*** Records for the exercise ***
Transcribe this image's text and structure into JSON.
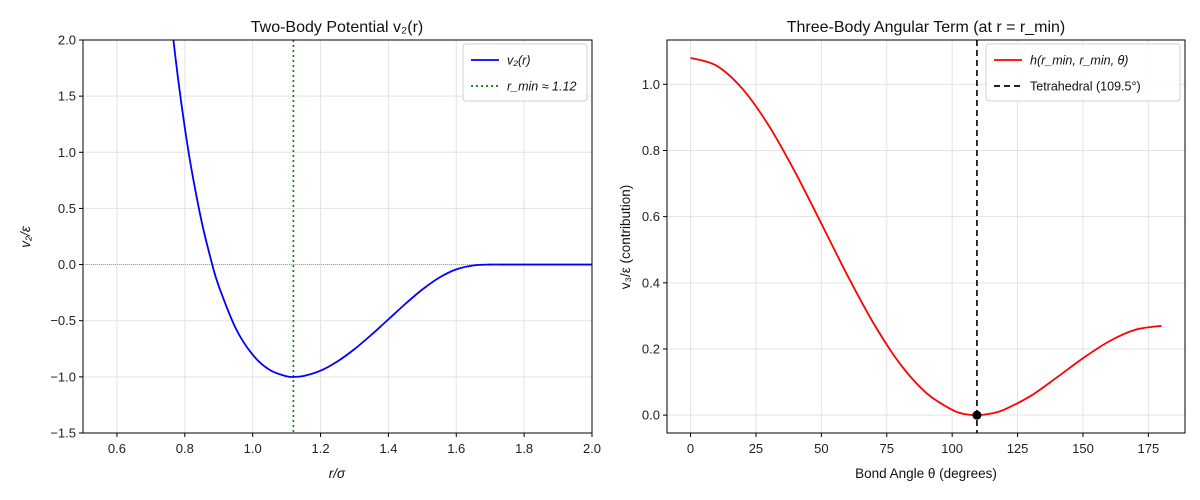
{
  "chart_data": [
    {
      "type": "line",
      "title": "Two-Body Potential v₂(r)",
      "xlabel": "r/σ",
      "ylabel": "v₂/ε",
      "xlim": [
        0.5,
        2.0
      ],
      "ylim": [
        -1.5,
        2.0
      ],
      "xticks": [
        "0.6",
        "0.8",
        "1.0",
        "1.2",
        "1.4",
        "1.6",
        "1.8",
        "2.0"
      ],
      "xtick_values": [
        0.6,
        0.8,
        1.0,
        1.2,
        1.4,
        1.6,
        1.8,
        2.0
      ],
      "yticks": [
        "−1.5",
        "−1.0",
        "−0.5",
        "0.0",
        "0.5",
        "1.0",
        "1.5",
        "2.0"
      ],
      "ytick_values": [
        -1.5,
        -1.0,
        -0.5,
        0.0,
        0.5,
        1.0,
        1.5,
        2.0
      ],
      "grid": true,
      "legend_position": "top-right",
      "series": [
        {
          "name": "v₂(r)",
          "color": "#0000ff",
          "style": "solid",
          "x": [
            0.75,
            0.76,
            0.78,
            0.8,
            0.82,
            0.85,
            0.88,
            0.9,
            0.95,
            1.0,
            1.05,
            1.1,
            1.12,
            1.15,
            1.2,
            1.25,
            1.3,
            1.35,
            1.4,
            1.45,
            1.5,
            1.55,
            1.6,
            1.65,
            1.7,
            1.75,
            1.8,
            1.9,
            2.0
          ],
          "y": [
            2.457,
            2.17,
            1.658,
            1.22,
            0.844,
            0.378,
            0.01,
            -0.191,
            -0.567,
            -0.803,
            -0.938,
            -0.995,
            -1.0,
            -0.992,
            -0.945,
            -0.862,
            -0.753,
            -0.625,
            -0.488,
            -0.35,
            -0.222,
            -0.116,
            -0.043,
            -0.008,
            0.0,
            0.0,
            0.0,
            0.0,
            0.0
          ]
        }
      ],
      "vlines": [
        {
          "name": "r_min ≈ 1.12",
          "x": 1.12,
          "color": "#008000",
          "style": "dotted"
        }
      ],
      "hlines": [
        {
          "y": 0.0,
          "color": "#808080",
          "style": "dotted"
        }
      ]
    },
    {
      "type": "line",
      "title": "Three-Body Angular Term (at r = r_min)",
      "xlabel": "Bond Angle θ (degrees)",
      "ylabel": "v₃/ε (contribution)",
      "xlim": [
        -9,
        189
      ],
      "ylim": [
        -0.054,
        1.134
      ],
      "xticks": [
        "0",
        "25",
        "50",
        "75",
        "100",
        "125",
        "150",
        "175"
      ],
      "xtick_values": [
        0,
        25,
        50,
        75,
        100,
        125,
        150,
        175
      ],
      "yticks": [
        "0.0",
        "0.2",
        "0.4",
        "0.6",
        "0.8",
        "1.0"
      ],
      "ytick_values": [
        0,
        0.2,
        0.4,
        0.6,
        0.8,
        1.0
      ],
      "grid": true,
      "legend_position": "top-right",
      "series": [
        {
          "name": "h(r_min, r_min, θ)",
          "color": "#ff0000",
          "style": "solid",
          "x": [
            0,
            10,
            20,
            30,
            40,
            50,
            60,
            70,
            80,
            90,
            100,
            105,
            109.47,
            115,
            120,
            130,
            140,
            150,
            160,
            170,
            180
          ],
          "y": [
            1.08,
            1.056,
            0.985,
            0.874,
            0.734,
            0.579,
            0.422,
            0.277,
            0.156,
            0.068,
            0.016,
            0.003,
            0.0,
            0.005,
            0.017,
            0.058,
            0.114,
            0.172,
            0.223,
            0.258,
            0.27
          ]
        }
      ],
      "vlines": [
        {
          "name": "Tetrahedral (109.5°)",
          "x": 109.47,
          "color": "#000000",
          "style": "dashed"
        }
      ],
      "points": [
        {
          "x": 109.47,
          "y": 0.0,
          "color": "#000000"
        }
      ]
    }
  ]
}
***
Reproduce all of the material exactly, apart from the pictures.

Worked solution -
Transcribe this image's text and structure into JSON.
{
  "chart_data": [
    {
      "type": "line",
      "title": "Two-Body Potential v₂(r)",
      "xlabel": "r/σ",
      "ylabel": "v₂/ε",
      "xlim": [
        0.5,
        2.0
      ],
      "ylim": [
        -1.5,
        2.0
      ],
      "xticks": [
        "0.6",
        "0.8",
        "1.0",
        "1.2",
        "1.4",
        "1.6",
        "1.8",
        "2.0"
      ],
      "xtick_values": [
        0.6,
        0.8,
        1.0,
        1.2,
        1.4,
        1.6,
        1.8,
        2.0
      ],
      "yticks": [
        "−1.5",
        "−1.0",
        "−0.5",
        "0.0",
        "0.5",
        "1.0",
        "1.5",
        "2.0"
      ],
      "ytick_values": [
        -1.5,
        -1.0,
        -0.5,
        0.0,
        0.5,
        1.0,
        1.5,
        2.0
      ],
      "grid": true,
      "legend_position": "top-right",
      "series": [
        {
          "name": "v₂(r)",
          "color": "#0000ff",
          "style": "solid",
          "x": [
            0.75,
            0.76,
            0.78,
            0.8,
            0.82,
            0.85,
            0.88,
            0.9,
            0.95,
            1.0,
            1.05,
            1.1,
            1.12,
            1.15,
            1.2,
            1.25,
            1.3,
            1.35,
            1.4,
            1.45,
            1.5,
            1.55,
            1.6,
            1.65,
            1.7,
            1.75,
            1.8,
            1.9,
            2.0
          ],
          "y": [
            2.457,
            2.17,
            1.658,
            1.22,
            0.844,
            0.378,
            0.01,
            -0.191,
            -0.567,
            -0.803,
            -0.938,
            -0.995,
            -1.0,
            -0.992,
            -0.945,
            -0.862,
            -0.753,
            -0.625,
            -0.488,
            -0.35,
            -0.222,
            -0.116,
            -0.043,
            -0.008,
            0.0,
            0.0,
            0.0,
            0.0,
            0.0
          ]
        }
      ],
      "vlines": [
        {
          "name": "r_min ≈ 1.12",
          "x": 1.12,
          "color": "#008000",
          "style": "dotted"
        }
      ],
      "hlines": [
        {
          "y": 0.0,
          "color": "#808080",
          "style": "dotted"
        }
      ]
    },
    {
      "type": "line",
      "title": "Three-Body Angular Term (at r = r_min)",
      "xlabel": "Bond Angle θ (degrees)",
      "ylabel": "v₃/ε (contribution)",
      "xlim": [
        -9,
        189
      ],
      "ylim": [
        -0.054,
        1.134
      ],
      "xticks": [
        "0",
        "25",
        "50",
        "75",
        "100",
        "125",
        "150",
        "175"
      ],
      "xtick_values": [
        0,
        25,
        50,
        75,
        100,
        125,
        150,
        175
      ],
      "yticks": [
        "0.0",
        "0.2",
        "0.4",
        "0.6",
        "0.8",
        "1.0"
      ],
      "ytick_values": [
        0,
        0.2,
        0.4,
        0.6,
        0.8,
        1.0
      ],
      "grid": true,
      "legend_position": "top-right",
      "series": [
        {
          "name": "h(r_min, r_min, θ)",
          "color": "#ff0000",
          "style": "solid",
          "x": [
            0,
            10,
            20,
            30,
            40,
            50,
            60,
            70,
            80,
            90,
            100,
            105,
            109.47,
            115,
            120,
            130,
            140,
            150,
            160,
            170,
            180
          ],
          "y": [
            1.08,
            1.056,
            0.985,
            0.874,
            0.734,
            0.579,
            0.422,
            0.277,
            0.156,
            0.068,
            0.016,
            0.003,
            0.0,
            0.005,
            0.017,
            0.058,
            0.114,
            0.172,
            0.223,
            0.258,
            0.27
          ]
        }
      ],
      "vlines": [
        {
          "name": "Tetrahedral (109.5°)",
          "x": 109.47,
          "color": "#000000",
          "style": "dashed"
        }
      ],
      "points": [
        {
          "x": 109.47,
          "y": 0.0,
          "color": "#000000"
        }
      ]
    }
  ]
}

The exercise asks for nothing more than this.